'''

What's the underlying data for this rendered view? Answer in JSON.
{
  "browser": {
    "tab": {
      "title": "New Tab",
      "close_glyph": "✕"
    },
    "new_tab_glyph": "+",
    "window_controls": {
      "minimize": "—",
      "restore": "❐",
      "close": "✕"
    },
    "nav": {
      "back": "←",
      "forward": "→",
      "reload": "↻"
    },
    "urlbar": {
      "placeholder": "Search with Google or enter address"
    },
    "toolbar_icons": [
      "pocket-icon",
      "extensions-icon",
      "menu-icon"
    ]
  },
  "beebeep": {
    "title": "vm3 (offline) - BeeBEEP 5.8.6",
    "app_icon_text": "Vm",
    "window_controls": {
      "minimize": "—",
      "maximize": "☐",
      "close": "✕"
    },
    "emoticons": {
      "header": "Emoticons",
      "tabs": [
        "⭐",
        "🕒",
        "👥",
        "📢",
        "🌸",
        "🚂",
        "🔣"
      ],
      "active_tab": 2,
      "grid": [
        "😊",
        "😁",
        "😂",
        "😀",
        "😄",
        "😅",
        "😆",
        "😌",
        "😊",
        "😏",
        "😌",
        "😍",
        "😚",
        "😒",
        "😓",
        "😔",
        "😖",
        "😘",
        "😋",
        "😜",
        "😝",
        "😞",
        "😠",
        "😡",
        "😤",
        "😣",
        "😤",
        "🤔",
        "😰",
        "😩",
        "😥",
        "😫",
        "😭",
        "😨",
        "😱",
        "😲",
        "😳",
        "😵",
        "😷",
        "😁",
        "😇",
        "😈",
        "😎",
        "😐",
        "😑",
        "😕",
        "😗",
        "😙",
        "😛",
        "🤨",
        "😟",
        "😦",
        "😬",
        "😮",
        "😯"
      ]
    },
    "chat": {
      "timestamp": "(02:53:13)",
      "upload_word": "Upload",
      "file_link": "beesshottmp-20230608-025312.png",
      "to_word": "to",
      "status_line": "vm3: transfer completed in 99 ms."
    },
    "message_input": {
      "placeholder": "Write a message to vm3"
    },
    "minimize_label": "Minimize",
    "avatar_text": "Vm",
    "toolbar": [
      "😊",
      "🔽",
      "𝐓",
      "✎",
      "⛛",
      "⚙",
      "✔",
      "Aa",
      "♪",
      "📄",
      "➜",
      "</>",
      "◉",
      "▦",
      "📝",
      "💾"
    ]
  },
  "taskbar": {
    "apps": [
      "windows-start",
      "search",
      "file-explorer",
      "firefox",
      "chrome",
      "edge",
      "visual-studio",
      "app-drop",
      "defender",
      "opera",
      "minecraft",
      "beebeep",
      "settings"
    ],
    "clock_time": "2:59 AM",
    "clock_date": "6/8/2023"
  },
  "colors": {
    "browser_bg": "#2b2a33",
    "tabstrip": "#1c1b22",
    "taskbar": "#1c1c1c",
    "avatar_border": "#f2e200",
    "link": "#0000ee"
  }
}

'''

(Required task) Transcribe the records above exactly as they appear.

(Full output)
What's the underlying data for this rendered view? Answer in JSON.
{
  "browser": {
    "tab": {
      "title": "New Tab",
      "close_glyph": "✕"
    },
    "new_tab_glyph": "+",
    "window_controls": {
      "minimize": "—",
      "restore": "❐",
      "close": "✕"
    },
    "nav": {
      "back": "←",
      "forward": "→",
      "reload": "↻"
    },
    "urlbar": {
      "placeholder": "Search with Google or enter address"
    },
    "toolbar_icons": [
      "pocket-icon",
      "extensions-icon",
      "menu-icon"
    ]
  },
  "beebeep": {
    "title": "vm3 (offline) - BeeBEEP 5.8.6",
    "app_icon_text": "Vm",
    "window_controls": {
      "minimize": "—",
      "maximize": "☐",
      "close": "✕"
    },
    "emoticons": {
      "header": "Emoticons",
      "tabs": [
        "⭐",
        "🕒",
        "👥",
        "📢",
        "🌸",
        "🚂",
        "🔣"
      ],
      "active_tab": 2,
      "grid": [
        "😊",
        "😁",
        "😂",
        "😀",
        "😄",
        "😅",
        "😆",
        "😌",
        "😊",
        "😏",
        "😌",
        "😍",
        "😚",
        "😒",
        "😓",
        "😔",
        "😖",
        "😘",
        "😋",
        "😜",
        "😝",
        "😞",
        "😠",
        "😡",
        "😤",
        "😣",
        "😤",
        "🤔",
        "😰",
        "😩",
        "😥",
        "😫",
        "😭",
        "😨",
        "😱",
        "😲",
        "😳",
        "😵",
        "😷",
        "😁",
        "😇",
        "😈",
        "😎",
        "😐",
        "😑",
        "😕",
        "😗",
        "😙",
        "😛",
        "🤨",
        "😟",
        "😦",
        "😬",
        "😮",
        "😯"
      ]
    },
    "chat": {
      "timestamp": "(02:53:13)",
      "upload_word": "Upload",
      "file_link": "beesshottmp-20230608-025312.png",
      "to_word": "to",
      "status_line": "vm3: transfer completed in 99 ms."
    },
    "message_input": {
      "placeholder": "Write a message to vm3"
    },
    "minimize_label": "Minimize",
    "avatar_text": "Vm",
    "toolbar": [
      "😊",
      "🔽",
      "𝐓",
      "✎",
      "⛛",
      "⚙",
      "✔",
      "Aa",
      "♪",
      "📄",
      "➜",
      "</>",
      "◉",
      "▦",
      "📝",
      "💾"
    ]
  },
  "taskbar": {
    "apps": [
      "windows-start",
      "search",
      "file-explorer",
      "firefox",
      "chrome",
      "edge",
      "visual-studio",
      "app-drop",
      "defender",
      "opera",
      "minecraft",
      "beebeep",
      "settings"
    ],
    "clock_time": "2:59 AM",
    "clock_date": "6/8/2023"
  },
  "colors": {
    "browser_bg": "#2b2a33",
    "tabstrip": "#1c1b22",
    "taskbar": "#1c1c1c",
    "avatar_border": "#f2e200",
    "link": "#0000ee"
  }
}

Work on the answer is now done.